▶ **Directions**
Output every line exactly as written. Leave out pictures.

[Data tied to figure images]
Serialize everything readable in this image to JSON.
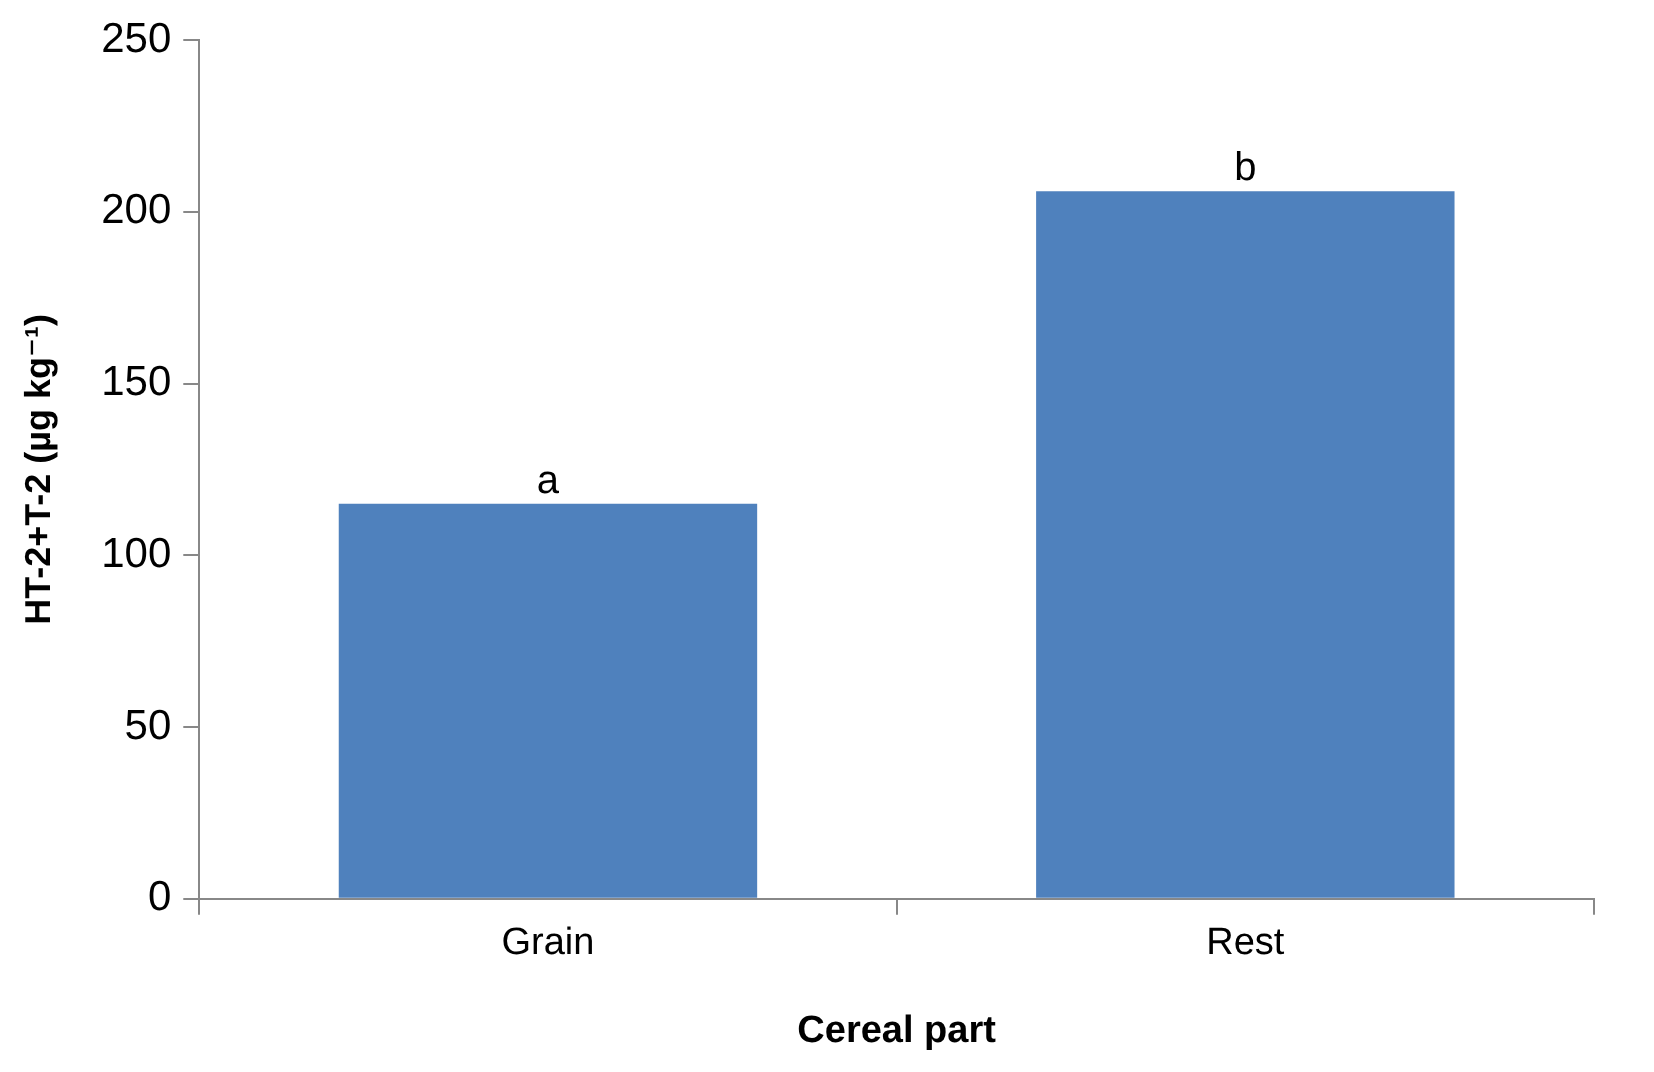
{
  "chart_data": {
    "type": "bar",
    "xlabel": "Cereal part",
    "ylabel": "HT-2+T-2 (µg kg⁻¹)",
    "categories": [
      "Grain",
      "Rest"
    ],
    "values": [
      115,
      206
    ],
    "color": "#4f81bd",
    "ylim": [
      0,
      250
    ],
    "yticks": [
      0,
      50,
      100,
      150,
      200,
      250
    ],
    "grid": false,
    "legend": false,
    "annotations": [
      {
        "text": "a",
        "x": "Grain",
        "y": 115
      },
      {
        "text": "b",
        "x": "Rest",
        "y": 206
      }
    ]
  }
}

▶ **Task response**
Serialize everything readable in this image to JSON.
{
  "chart_data": {
    "type": "bar",
    "xlabel": "Cereal part",
    "ylabel": "HT-2+T-2 (µg kg⁻¹)",
    "categories": [
      "Grain",
      "Rest"
    ],
    "values": [
      115,
      206
    ],
    "color": "#4f81bd",
    "ylim": [
      0,
      250
    ],
    "yticks": [
      0,
      50,
      100,
      150,
      200,
      250
    ],
    "grid": false,
    "legend": false,
    "annotations": [
      {
        "text": "a",
        "x": "Grain",
        "y": 115
      },
      {
        "text": "b",
        "x": "Rest",
        "y": 206
      }
    ]
  }
}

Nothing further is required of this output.